Extract the data exactly, missing nothing.
──────── Stored rows ────────
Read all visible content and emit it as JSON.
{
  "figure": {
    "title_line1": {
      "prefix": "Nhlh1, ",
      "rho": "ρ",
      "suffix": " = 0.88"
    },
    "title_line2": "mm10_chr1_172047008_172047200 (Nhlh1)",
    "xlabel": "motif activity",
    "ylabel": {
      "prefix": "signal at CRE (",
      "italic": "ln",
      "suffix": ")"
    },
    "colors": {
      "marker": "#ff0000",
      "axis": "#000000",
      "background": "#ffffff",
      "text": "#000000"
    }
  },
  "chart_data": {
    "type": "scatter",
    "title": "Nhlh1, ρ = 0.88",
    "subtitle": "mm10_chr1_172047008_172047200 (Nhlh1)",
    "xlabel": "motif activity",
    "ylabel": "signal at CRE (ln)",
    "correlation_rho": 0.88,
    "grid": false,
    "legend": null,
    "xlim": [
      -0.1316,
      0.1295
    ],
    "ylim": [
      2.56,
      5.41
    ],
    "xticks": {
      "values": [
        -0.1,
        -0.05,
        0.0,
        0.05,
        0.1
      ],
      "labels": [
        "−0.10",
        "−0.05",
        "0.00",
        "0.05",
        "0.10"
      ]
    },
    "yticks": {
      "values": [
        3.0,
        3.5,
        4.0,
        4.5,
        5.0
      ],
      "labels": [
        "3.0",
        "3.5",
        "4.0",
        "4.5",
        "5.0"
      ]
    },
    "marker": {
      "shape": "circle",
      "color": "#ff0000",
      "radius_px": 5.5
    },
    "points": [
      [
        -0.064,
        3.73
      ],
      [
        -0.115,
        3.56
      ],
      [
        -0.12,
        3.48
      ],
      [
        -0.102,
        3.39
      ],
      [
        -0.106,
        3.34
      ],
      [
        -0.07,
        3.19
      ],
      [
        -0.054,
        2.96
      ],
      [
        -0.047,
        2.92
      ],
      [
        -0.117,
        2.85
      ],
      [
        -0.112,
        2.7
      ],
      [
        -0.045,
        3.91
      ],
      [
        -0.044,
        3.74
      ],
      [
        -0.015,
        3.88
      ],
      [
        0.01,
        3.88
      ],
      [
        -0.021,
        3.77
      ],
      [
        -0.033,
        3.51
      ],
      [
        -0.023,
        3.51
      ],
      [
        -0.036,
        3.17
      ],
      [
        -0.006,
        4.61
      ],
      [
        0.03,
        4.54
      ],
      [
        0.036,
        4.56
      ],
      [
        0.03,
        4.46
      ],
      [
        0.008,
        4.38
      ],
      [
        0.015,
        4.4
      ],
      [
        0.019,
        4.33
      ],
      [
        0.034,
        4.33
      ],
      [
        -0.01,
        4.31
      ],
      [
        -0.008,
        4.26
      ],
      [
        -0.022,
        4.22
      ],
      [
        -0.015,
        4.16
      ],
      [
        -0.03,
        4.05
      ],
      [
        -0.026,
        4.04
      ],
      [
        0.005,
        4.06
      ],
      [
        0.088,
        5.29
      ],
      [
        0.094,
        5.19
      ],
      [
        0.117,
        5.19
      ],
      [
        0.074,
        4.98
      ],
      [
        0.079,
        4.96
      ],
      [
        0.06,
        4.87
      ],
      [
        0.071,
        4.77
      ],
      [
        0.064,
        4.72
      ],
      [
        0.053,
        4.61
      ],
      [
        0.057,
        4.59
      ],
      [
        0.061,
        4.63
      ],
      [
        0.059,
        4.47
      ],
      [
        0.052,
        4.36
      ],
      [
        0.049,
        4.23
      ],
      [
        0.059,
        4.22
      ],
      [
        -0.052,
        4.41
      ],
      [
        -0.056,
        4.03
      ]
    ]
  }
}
────────
* **Completed exercise**
Read all visible content and emit it as JSON.
{
  "figure": {
    "title_line1": {
      "prefix": "Nhlh1, ",
      "rho": "ρ",
      "suffix": " = 0.88"
    },
    "title_line2": "mm10_chr1_172047008_172047200 (Nhlh1)",
    "xlabel": "motif activity",
    "ylabel": {
      "prefix": "signal at CRE (",
      "italic": "ln",
      "suffix": ")"
    },
    "colors": {
      "marker": "#ff0000",
      "axis": "#000000",
      "background": "#ffffff",
      "text": "#000000"
    }
  },
  "chart_data": {
    "type": "scatter",
    "title": "Nhlh1, ρ = 0.88",
    "subtitle": "mm10_chr1_172047008_172047200 (Nhlh1)",
    "xlabel": "motif activity",
    "ylabel": "signal at CRE (ln)",
    "correlation_rho": 0.88,
    "grid": false,
    "legend": null,
    "xlim": [
      -0.1316,
      0.1295
    ],
    "ylim": [
      2.56,
      5.41
    ],
    "xticks": {
      "values": [
        -0.1,
        -0.05,
        0.0,
        0.05,
        0.1
      ],
      "labels": [
        "−0.10",
        "−0.05",
        "0.00",
        "0.05",
        "0.10"
      ]
    },
    "yticks": {
      "values": [
        3.0,
        3.5,
        4.0,
        4.5,
        5.0
      ],
      "labels": [
        "3.0",
        "3.5",
        "4.0",
        "4.5",
        "5.0"
      ]
    },
    "marker": {
      "shape": "circle",
      "color": "#ff0000",
      "radius_px": 5.5
    },
    "points": [
      [
        -0.064,
        3.73
      ],
      [
        -0.115,
        3.56
      ],
      [
        -0.12,
        3.48
      ],
      [
        -0.102,
        3.39
      ],
      [
        -0.106,
        3.34
      ],
      [
        -0.07,
        3.19
      ],
      [
        -0.054,
        2.96
      ],
      [
        -0.047,
        2.92
      ],
      [
        -0.117,
        2.85
      ],
      [
        -0.112,
        2.7
      ],
      [
        -0.045,
        3.91
      ],
      [
        -0.044,
        3.74
      ],
      [
        -0.015,
        3.88
      ],
      [
        0.01,
        3.88
      ],
      [
        -0.021,
        3.77
      ],
      [
        -0.033,
        3.51
      ],
      [
        -0.023,
        3.51
      ],
      [
        -0.036,
        3.17
      ],
      [
        -0.006,
        4.61
      ],
      [
        0.03,
        4.54
      ],
      [
        0.036,
        4.56
      ],
      [
        0.03,
        4.46
      ],
      [
        0.008,
        4.38
      ],
      [
        0.015,
        4.4
      ],
      [
        0.019,
        4.33
      ],
      [
        0.034,
        4.33
      ],
      [
        -0.01,
        4.31
      ],
      [
        -0.008,
        4.26
      ],
      [
        -0.022,
        4.22
      ],
      [
        -0.015,
        4.16
      ],
      [
        -0.03,
        4.05
      ],
      [
        -0.026,
        4.04
      ],
      [
        0.005,
        4.06
      ],
      [
        0.088,
        5.29
      ],
      [
        0.094,
        5.19
      ],
      [
        0.117,
        5.19
      ],
      [
        0.074,
        4.98
      ],
      [
        0.079,
        4.96
      ],
      [
        0.06,
        4.87
      ],
      [
        0.071,
        4.77
      ],
      [
        0.064,
        4.72
      ],
      [
        0.053,
        4.61
      ],
      [
        0.057,
        4.59
      ],
      [
        0.061,
        4.63
      ],
      [
        0.059,
        4.47
      ],
      [
        0.052,
        4.36
      ],
      [
        0.049,
        4.23
      ],
      [
        0.059,
        4.22
      ],
      [
        -0.052,
        4.41
      ],
      [
        -0.056,
        4.03
      ]
    ]
  }
}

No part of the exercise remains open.